* [Supplied data]
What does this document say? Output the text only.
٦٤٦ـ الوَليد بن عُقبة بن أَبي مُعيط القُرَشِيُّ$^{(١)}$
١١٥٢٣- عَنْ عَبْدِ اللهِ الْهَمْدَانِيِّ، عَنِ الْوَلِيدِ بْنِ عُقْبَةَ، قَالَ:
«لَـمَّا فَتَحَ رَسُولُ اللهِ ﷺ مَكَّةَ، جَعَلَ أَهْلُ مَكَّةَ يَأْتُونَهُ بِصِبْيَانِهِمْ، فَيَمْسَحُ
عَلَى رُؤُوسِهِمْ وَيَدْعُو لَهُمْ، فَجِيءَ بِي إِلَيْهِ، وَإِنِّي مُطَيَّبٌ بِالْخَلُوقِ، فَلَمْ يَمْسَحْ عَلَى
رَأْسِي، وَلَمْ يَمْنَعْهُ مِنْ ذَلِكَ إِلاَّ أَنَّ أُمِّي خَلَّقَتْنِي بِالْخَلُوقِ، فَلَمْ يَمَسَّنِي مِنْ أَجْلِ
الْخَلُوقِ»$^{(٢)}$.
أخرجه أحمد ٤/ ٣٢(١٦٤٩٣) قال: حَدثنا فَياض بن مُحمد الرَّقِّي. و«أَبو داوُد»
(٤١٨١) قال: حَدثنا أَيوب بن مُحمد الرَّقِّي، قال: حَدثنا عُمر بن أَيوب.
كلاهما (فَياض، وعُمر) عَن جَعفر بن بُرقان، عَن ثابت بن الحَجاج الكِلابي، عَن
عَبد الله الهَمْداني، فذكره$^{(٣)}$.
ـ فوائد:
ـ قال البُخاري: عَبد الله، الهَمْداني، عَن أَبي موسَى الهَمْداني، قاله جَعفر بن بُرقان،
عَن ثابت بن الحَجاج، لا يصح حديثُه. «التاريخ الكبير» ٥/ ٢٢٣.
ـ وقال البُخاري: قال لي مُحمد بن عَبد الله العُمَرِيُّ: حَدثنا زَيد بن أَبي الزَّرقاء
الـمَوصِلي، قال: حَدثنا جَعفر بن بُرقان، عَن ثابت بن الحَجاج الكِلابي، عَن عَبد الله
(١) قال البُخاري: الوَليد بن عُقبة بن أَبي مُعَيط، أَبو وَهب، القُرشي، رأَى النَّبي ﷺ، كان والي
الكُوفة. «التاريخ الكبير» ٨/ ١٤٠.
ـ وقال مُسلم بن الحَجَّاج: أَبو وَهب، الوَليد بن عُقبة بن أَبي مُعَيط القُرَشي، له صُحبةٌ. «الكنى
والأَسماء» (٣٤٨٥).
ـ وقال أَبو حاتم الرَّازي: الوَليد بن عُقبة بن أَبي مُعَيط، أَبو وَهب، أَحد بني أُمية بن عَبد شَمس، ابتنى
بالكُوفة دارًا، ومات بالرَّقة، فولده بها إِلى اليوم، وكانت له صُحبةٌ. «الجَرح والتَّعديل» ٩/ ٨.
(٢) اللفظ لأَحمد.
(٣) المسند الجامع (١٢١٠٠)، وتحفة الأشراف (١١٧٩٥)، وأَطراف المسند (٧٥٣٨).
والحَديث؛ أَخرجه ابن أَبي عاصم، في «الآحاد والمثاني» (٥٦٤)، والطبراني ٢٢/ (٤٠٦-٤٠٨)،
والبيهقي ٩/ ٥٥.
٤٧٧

* [Written exercise] Give nothing but the count of lines in the listing above that hold the string "لابي".

* [Response for this exercise] 2